[Saved data entries]

──────────────────────────────

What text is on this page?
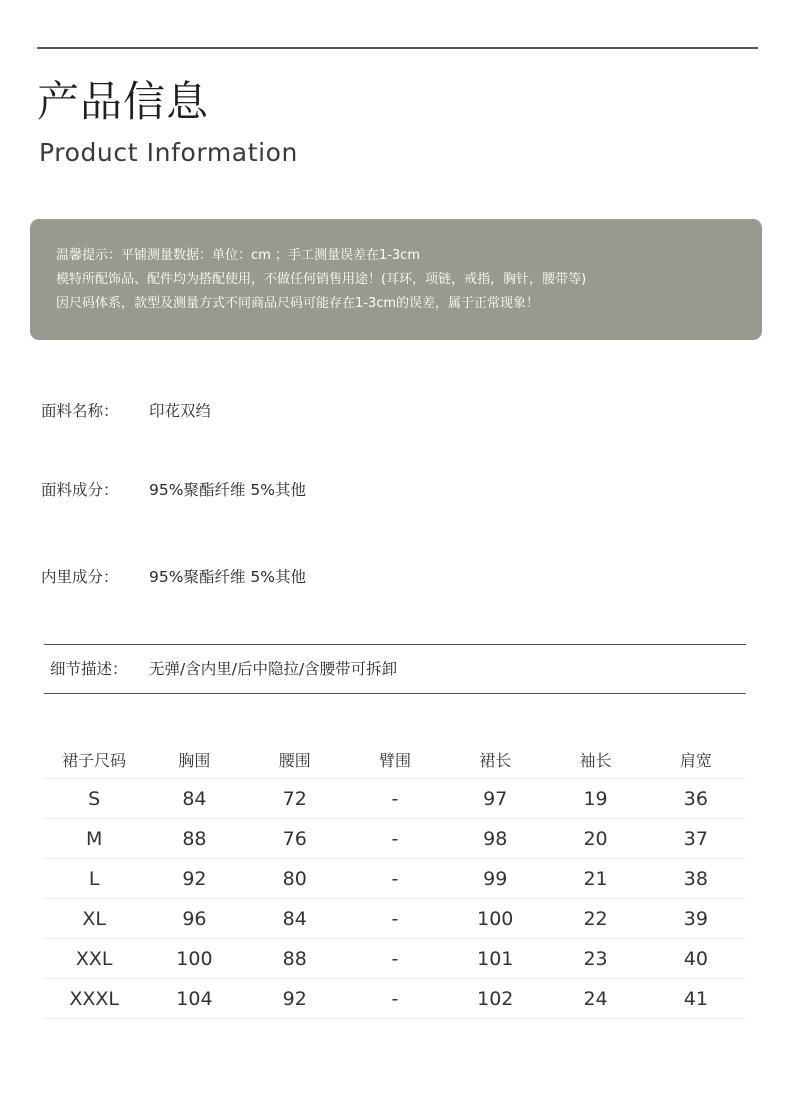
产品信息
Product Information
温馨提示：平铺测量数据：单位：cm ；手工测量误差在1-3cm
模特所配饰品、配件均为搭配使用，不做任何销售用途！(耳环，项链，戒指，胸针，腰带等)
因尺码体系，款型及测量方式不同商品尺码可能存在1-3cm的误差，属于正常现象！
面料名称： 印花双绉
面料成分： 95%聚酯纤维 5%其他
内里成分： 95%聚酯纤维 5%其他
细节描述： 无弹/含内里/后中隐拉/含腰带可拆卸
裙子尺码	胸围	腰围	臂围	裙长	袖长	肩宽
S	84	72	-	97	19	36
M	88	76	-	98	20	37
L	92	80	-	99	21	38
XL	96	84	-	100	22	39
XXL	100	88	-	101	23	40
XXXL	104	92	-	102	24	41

──────────────────────────────

Leave out all images, then reproduce the entries above exactly.

> **Solution to this problem**:
What text is on this page?
产品信息
Product Information
温馨提示：平铺测量数据：单位：cm ；手工测量误差在1-3cm
模特所配饰品、配件均为搭配使用，不做任何销售用途！(耳环，项链，戒指，胸针，腰带等)
因尺码体系，款型及测量方式不同商品尺码可能存在1-3cm的误差，属于正常现象！
面料名称： 印花双绉
面料成分： 95%聚酯纤维 5%其他
内里成分： 95%聚酯纤维 5%其他
细节描述： 无弹/含内里/后中隐拉/含腰带可拆卸
裙子尺码	胸围	腰围	臂围	裙长	袖长	肩宽
S	84	72	-	97	19	36
M	88	76	-	98	20	37
L	92	80	-	99	21	38
XL	96	84	-	100	22	39
XXL	100	88	-	101	23	40
XXXL	104	92	-	102	24	41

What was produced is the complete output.